** Start of Provided records **

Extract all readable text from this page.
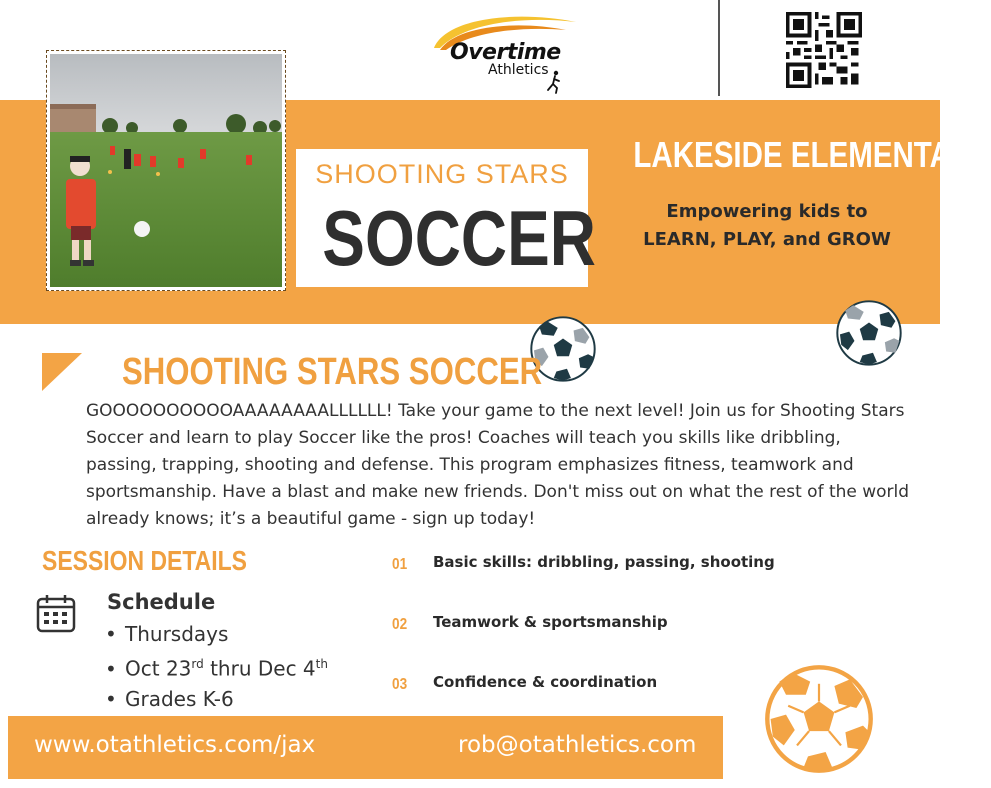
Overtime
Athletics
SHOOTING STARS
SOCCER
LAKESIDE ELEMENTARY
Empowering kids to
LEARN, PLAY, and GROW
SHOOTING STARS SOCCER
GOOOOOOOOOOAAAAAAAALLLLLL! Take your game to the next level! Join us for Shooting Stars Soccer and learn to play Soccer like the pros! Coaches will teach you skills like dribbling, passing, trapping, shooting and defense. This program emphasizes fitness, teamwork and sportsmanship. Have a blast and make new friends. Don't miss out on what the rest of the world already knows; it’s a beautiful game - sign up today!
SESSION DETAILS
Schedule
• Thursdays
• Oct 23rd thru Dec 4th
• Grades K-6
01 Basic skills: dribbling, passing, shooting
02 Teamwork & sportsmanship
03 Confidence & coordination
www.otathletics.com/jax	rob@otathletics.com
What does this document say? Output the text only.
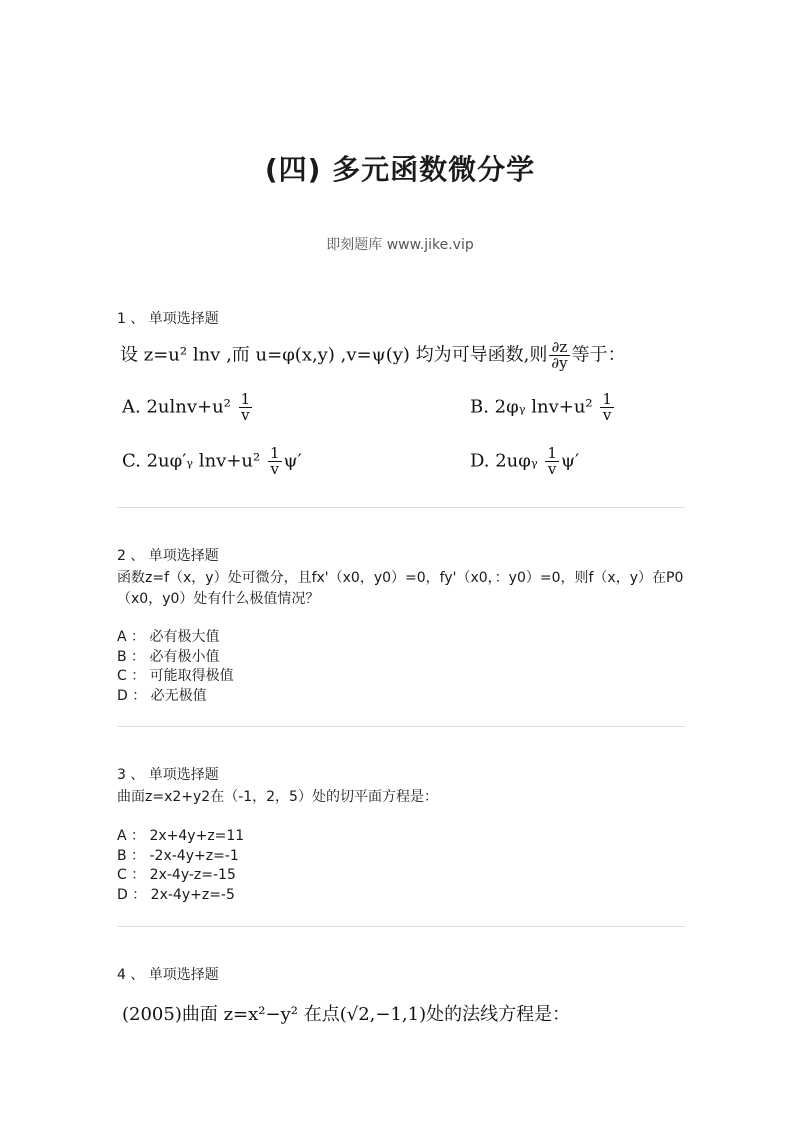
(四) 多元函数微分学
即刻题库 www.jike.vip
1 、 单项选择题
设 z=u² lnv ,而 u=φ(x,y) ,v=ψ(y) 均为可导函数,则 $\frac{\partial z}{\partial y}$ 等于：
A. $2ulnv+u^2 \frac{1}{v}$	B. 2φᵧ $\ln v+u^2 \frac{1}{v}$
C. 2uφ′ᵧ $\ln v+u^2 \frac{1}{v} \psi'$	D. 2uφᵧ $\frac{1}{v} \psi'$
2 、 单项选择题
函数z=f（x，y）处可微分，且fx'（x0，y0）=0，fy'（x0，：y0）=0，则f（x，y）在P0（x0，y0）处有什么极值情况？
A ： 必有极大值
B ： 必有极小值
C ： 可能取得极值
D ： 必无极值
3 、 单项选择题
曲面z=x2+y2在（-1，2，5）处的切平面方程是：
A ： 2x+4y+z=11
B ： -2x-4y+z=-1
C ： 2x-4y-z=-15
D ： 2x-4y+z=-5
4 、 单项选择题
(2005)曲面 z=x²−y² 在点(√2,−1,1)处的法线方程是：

** End of Provided records **

## [Task requirements]
Retype the records exactly. Any image in them should not appear in what you write.

## [Output for this task]
Extract all readable text from this page.
Overtime
Athletics
SHOOTING STARS
SOCCER
LAKESIDE ELEMENTARY
Empowering kids to
LEARN, PLAY, and GROW
SHOOTING STARS SOCCER
GOOOOOOOOOOAAAAAAAALLLLLL! Take your game to the next level! Join us for Shooting Stars Soccer and learn to play Soccer like the pros! Coaches will teach you skills like dribbling, passing, trapping, shooting and defense. This program emphasizes fitness, teamwork and sportsmanship. Have a blast and make new friends. Don't miss out on what the rest of the world already knows; it’s a beautiful game - sign up today!
SESSION DETAILS
Schedule
• Thursdays
• Oct 23rd thru Dec 4th
• Grades K-6
01 Basic skills: dribbling, passing, shooting
02 Teamwork & sportsmanship
03 Confidence & coordination
www.otathletics.com/jax	rob@otathletics.com
What does this document say? Output the text only.
(四) 多元函数微分学
即刻题库 www.jike.vip
1 、 单项选择题
设 z=u² lnv ,而 u=φ(x,y) ,v=ψ(y) 均为可导函数,则 $\frac{\partial z}{\partial y}$ 等于：
A. $2ulnv+u^2 \frac{1}{v}$	B. 2φᵧ $\ln v+u^2 \frac{1}{v}$
C. 2uφ′ᵧ $\ln v+u^2 \frac{1}{v} \psi'$	D. 2uφᵧ $\frac{1}{v} \psi'$
2 、 单项选择题
函数z=f（x，y）处可微分，且fx'（x0，y0）=0，fy'（x0，：y0）=0，则f（x，y）在P0（x0，y0）处有什么极值情况？
A ： 必有极大值
B ： 必有极小值
C ： 可能取得极值
D ： 必无极值
3 、 单项选择题
曲面z=x2+y2在（-1，2，5）处的切平面方程是：
A ： 2x+4y+z=11
B ： -2x-4y+z=-1
C ： 2x-4y-z=-15
D ： 2x-4y+z=-5
4 、 单项选择题
(2005)曲面 z=x²−y² 在点(√2,−1,1)处的法线方程是：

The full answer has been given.